→ What you should do: Find every line with the word "current". Copy those lines.

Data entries
· · · · ·

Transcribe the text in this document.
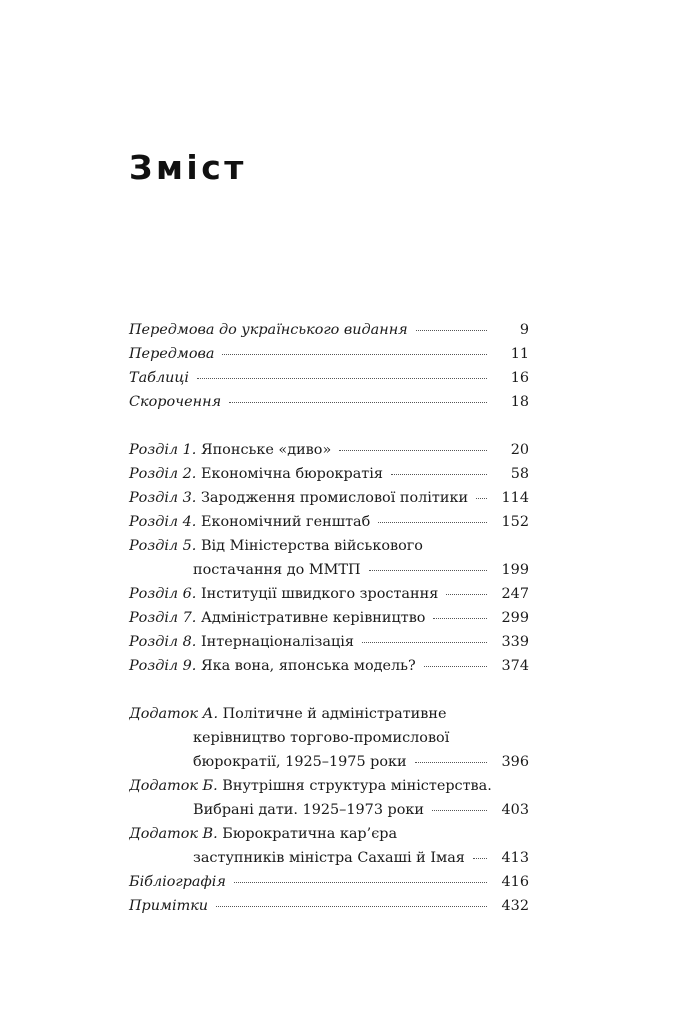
Зміст
Передмова до українського видання	9
Передмова	11
Таблиці	16
Скорочення	18
Розділ 1. Японське «диво»	20
Розділ 2. Економічна бюрократія	58
Розділ 3. Зародження промислової політики	114
Розділ 4. Економічний генштаб	152
Розділ 5. Від Міністерства військового
постачання до ММТП	199
Розділ 6. Інституції швидкого зростання	247
Розділ 7. Адміністративне керівництво	299
Розділ 8. Інтернаціоналізація	339
Розділ 9. Яка вона, японська модель?	374
Додаток А. Політичне й адміністративне
керівництво торгово-промислової
бюрократії, 1925–1975 роки	396
Додаток Б. Внутрішня структура міністерства.
Вибрані дати. 1925–1973 роки	403
Додаток В. Бюрократична кар’єра
заступників міністра Сахаші й Імая	413
Бібліографія	416
Примітки	432
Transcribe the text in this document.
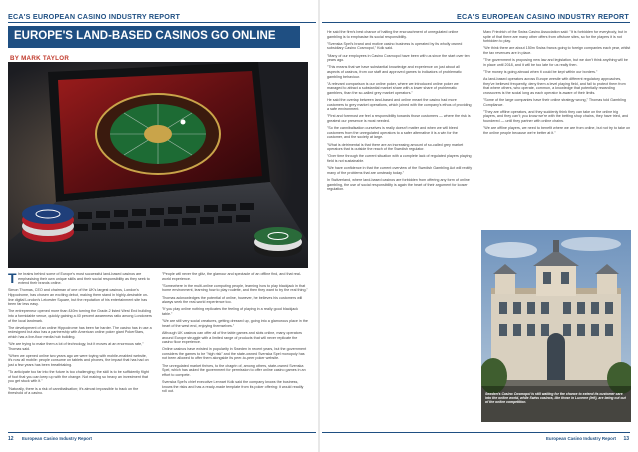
ECA'S EUROPEAN CASINO INDUSTRY REPORT
EUROPE'S LAND-BASED CASINOS GO ONLINE
BY MARK TAYLOR

The brains behind some of Europe's most successful land-based casinos are emphasising their own unique skills and their social responsibility as they seek to extend their brands online.

Simon Thomas, CEO and chairman of one of the UK's largest casinos, London's Hippodrome, has chosen an exciting debut, making them stand in highly-desirable on-line digital London's Leicester Square, but the reputation of his entertainment site has been far less easy.

The entrepreneur opened more than £40m turning the Grade-2 listed West End building into a formidable venue, quickly gaining a 40 percent awareness ratio among Londoners of the local landmark.

The development of an online Hippodrome has been far harder. The casino has in use a redesigned but also has a partnership with American online poker giant PokerStars, which has a live-floor media hub building.

"We are trying to make them a lot of technology, but it moves at an enormous rate," Thomas said.

"When we opened online two years ago we were toying with mobile-enabled website, it's now all mobile: people consume on tablets and phones, the impact that has had on just a few years has been breathtaking.

"To anticipate too far into the future is too challenging; the skill is to be sufficiently flight of foot that you can keep up with the change. Not making so heavy an investment that you get stuck with it."

"Naturally, there is a risk of cannibalisation; it's almost impossible to track on the threshold of a casino.

"People will never the glitz, the glamour and spectacle of an offline find, and that real-world experience.

"Somewhere in the multi-online computing people, learning how to play blackjack in that home environment, learning how to play roulette, and then they want to try the real thing."

Thomas acknowledges the potential of online, however, he believes his customers will always seek the real-world experience too.

"If you play online nothing replicates the feeling of playing in a really good blackjack table."

"We are still very social creatures, getting dressed up, going into a glamorous place in the heart of the west end, enjoying themselves."

Although UK casinos can offer all of the table games and slots online, many operators around Europe struggle with a limited range of products that will never replicate the casino floor experience.

Online casinos have existed in popularity in Sweden in recent years, but the government considers the games to be "high risk" and the state-owned Svenska Spel monopoly has not been allowed to offer them alongside its peer-to-peer poker website.

The unregulated market thrives, to the chagrin of, among others, state-owned Svenska Spel, which has asked the government for permission to offer online casino games in an effort to compete.

Svenska Spel's chief executive Lennart Kolk said the company knows the business, knows the risks and has a ready-made template from its poker offering: it would readily roll out.

12 European Casino Industry Report
ECA'S EUROPEAN CASINO INDUSTRY REPORT

He said the firm's best chance of halting the encroachment of unregulated online gambling is to emphasise its social responsibility.

"Svenska Spel's brand and motive casino business is operated by its wholly owned subsidiary Casino Cosmopol," Kolk said.

"Many of our employees in Casino Cosmopol have been with us since the start over ten years ago.

"This means that we have substantial knowledge and experience on just about all aspects of casinos, from our staff and approved games to indicators of problematic gambling behaviour.

"A relevant comparison is our online poker, where we introduced online poker we managed to attract a substantial market share with a lower share of problematic gamblers, than the so-called grey market operators."

He said the overlap between land-based and online meant the casino had more customers to grey market operations, which joined with the company's ethos of providing a safe environment.

"First and foremost we feel a responsibility towards those customers — where the risk is greatest our presence is most needed.

"So the cannibalisation ourselves is really doesn't matter and when we will bleed customers from the unregulated operators to a safer alternative it is a win for the customer, and the society at large.

"What is detrimental is that there are an increasing amount of so-called grey market operators that is outside the reach of the Swedish regulator.

"Over time through the current situation with a complete lack of regulated players playing field is not sustainable.

"We have confidence in that the current overview of the Swedish Gambling Act will rectify many of the problems that are unsteady today."

In Switzerland, where land-based casinos are forbidden from offering any form of online gambling, the use of social responsibility is again the heart of their argument for looser regulation.

Marc Friedrich of the Swiss Casino Association said: "It is forbidden for everybody, but in spite of that there are many other offers from offshore sites, so for the players it is not forbidden to play.

"We think there are about 150m Swiss francs going to foreign companies each year, whilst the tax revenues are in place.

"The government is proposing new law and legislation, but we don't think anything will be in place until 2018, and it will be too late for us really then.

"The money is going abroad when it could be kept within our borders."

As land-based operators across Europe wrestle with different regulatory approaches, they've believed frequently, deny them a level playing field, and fail to protect them from that where others, who operate, common, a knowledge that potentially rewarding crossovers is the social long as each operator is aware of their limits.

"Some of the large companies have their online strategy wrong," Thomas told Gambling Compliance.

"They are offline operators, and they suddenly think they can take on the online big players, and they can't; you know we're with the betting shop chains, they have tried, and foundered — until they partner with online chains.

"We are offline players, we need to benefit where we are from online, but not try to take on the online people because we're better at it."

Sweden's Casino Cosmopol is still waiting for the chance to extend its customer care into the online world, while Swiss casinos, like those in Lucerne (left), are being cut out of the online competition.
European Casino Industry Report 13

· · · · ·

→ Answer to the task:
"Over time through the current situation with a complete lack of regulated players playing field is not sustainable.
"We have confidence in that the current overview of the Swedish Gambling Act will rectify many of the problems that are unsteady today."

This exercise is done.